### Stated problem
Each entry that follows is to be retyped exactly. Pictures do not belong in the copy.

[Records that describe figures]
──────
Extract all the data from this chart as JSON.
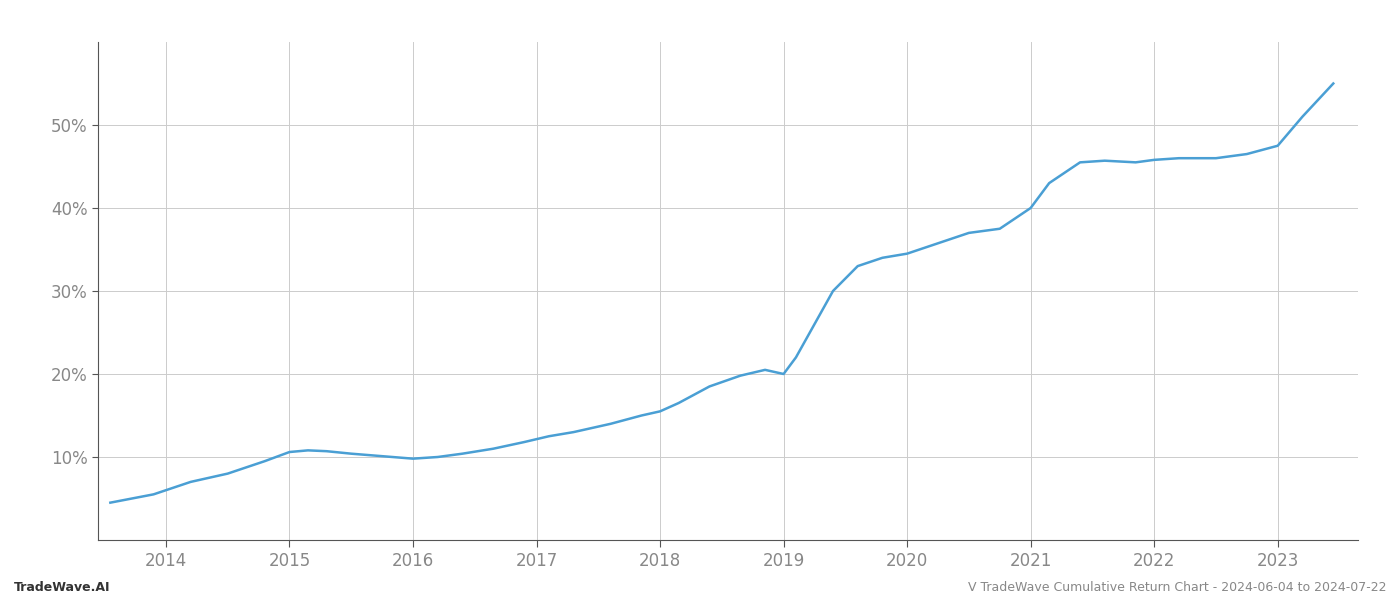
{
  "title": "",
  "footer_left": "TradeWave.AI",
  "footer_right": "V TradeWave Cumulative Return Chart - 2024-06-04 to 2024-07-22",
  "line_color": "#4a9fd4",
  "line_width": 1.8,
  "background_color": "#ffffff",
  "grid_color": "#cccccc",
  "x_years": [
    2014,
    2015,
    2016,
    2017,
    2018,
    2019,
    2020,
    2021,
    2022,
    2023
  ],
  "x_data": [
    2013.55,
    2013.9,
    2014.2,
    2014.5,
    2014.8,
    2015.0,
    2015.15,
    2015.3,
    2015.5,
    2015.75,
    2016.0,
    2016.2,
    2016.4,
    2016.65,
    2016.9,
    2017.1,
    2017.3,
    2017.6,
    2017.85,
    2018.0,
    2018.15,
    2018.4,
    2018.65,
    2018.85,
    2019.0,
    2019.1,
    2019.25,
    2019.4,
    2019.6,
    2019.8,
    2020.0,
    2020.2,
    2020.5,
    2020.75,
    2021.0,
    2021.15,
    2021.4,
    2021.6,
    2021.85,
    2022.0,
    2022.2,
    2022.5,
    2022.75,
    2023.0,
    2023.2,
    2023.45
  ],
  "y_data": [
    4.5,
    5.5,
    7.0,
    8.0,
    9.5,
    10.6,
    10.8,
    10.7,
    10.4,
    10.1,
    9.8,
    10.0,
    10.4,
    11.0,
    11.8,
    12.5,
    13.0,
    14.0,
    15.0,
    15.5,
    16.5,
    18.5,
    19.8,
    20.5,
    20.0,
    22.0,
    26.0,
    30.0,
    33.0,
    34.0,
    34.5,
    35.5,
    37.0,
    37.5,
    40.0,
    43.0,
    45.5,
    45.7,
    45.5,
    45.8,
    46.0,
    46.0,
    46.5,
    47.5,
    51.0,
    55.0
  ],
  "ylim": [
    0,
    60
  ],
  "yticks": [
    10,
    20,
    30,
    40,
    50
  ],
  "xlim": [
    2013.45,
    2023.65
  ],
  "text_color": "#888888",
  "tick_color": "#888888",
  "footer_fontsize": 9,
  "tick_fontsize": 12,
  "spine_color": "#555555"
}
──────
### Output
Extract all the data from this chart as JSON.
{
  "title": "",
  "footer_left": "TradeWave.AI",
  "footer_right": "V TradeWave Cumulative Return Chart - 2024-06-04 to 2024-07-22",
  "line_color": "#4a9fd4",
  "line_width": 1.8,
  "background_color": "#ffffff",
  "grid_color": "#cccccc",
  "x_years": [
    2014,
    2015,
    2016,
    2017,
    2018,
    2019,
    2020,
    2021,
    2022,
    2023
  ],
  "x_data": [
    2013.55,
    2013.9,
    2014.2,
    2014.5,
    2014.8,
    2015.0,
    2015.15,
    2015.3,
    2015.5,
    2015.75,
    2016.0,
    2016.2,
    2016.4,
    2016.65,
    2016.9,
    2017.1,
    2017.3,
    2017.6,
    2017.85,
    2018.0,
    2018.15,
    2018.4,
    2018.65,
    2018.85,
    2019.0,
    2019.1,
    2019.25,
    2019.4,
    2019.6,
    2019.8,
    2020.0,
    2020.2,
    2020.5,
    2020.75,
    2021.0,
    2021.15,
    2021.4,
    2021.6,
    2021.85,
    2022.0,
    2022.2,
    2022.5,
    2022.75,
    2023.0,
    2023.2,
    2023.45
  ],
  "y_data": [
    4.5,
    5.5,
    7.0,
    8.0,
    9.5,
    10.6,
    10.8,
    10.7,
    10.4,
    10.1,
    9.8,
    10.0,
    10.4,
    11.0,
    11.8,
    12.5,
    13.0,
    14.0,
    15.0,
    15.5,
    16.5,
    18.5,
    19.8,
    20.5,
    20.0,
    22.0,
    26.0,
    30.0,
    33.0,
    34.0,
    34.5,
    35.5,
    37.0,
    37.5,
    40.0,
    43.0,
    45.5,
    45.7,
    45.5,
    45.8,
    46.0,
    46.0,
    46.5,
    47.5,
    51.0,
    55.0
  ],
  "ylim": [
    0,
    60
  ],
  "yticks": [
    10,
    20,
    30,
    40,
    50
  ],
  "xlim": [
    2013.45,
    2023.65
  ],
  "text_color": "#888888",
  "tick_color": "#888888",
  "footer_fontsize": 9,
  "tick_fontsize": 12,
  "spine_color": "#555555"
}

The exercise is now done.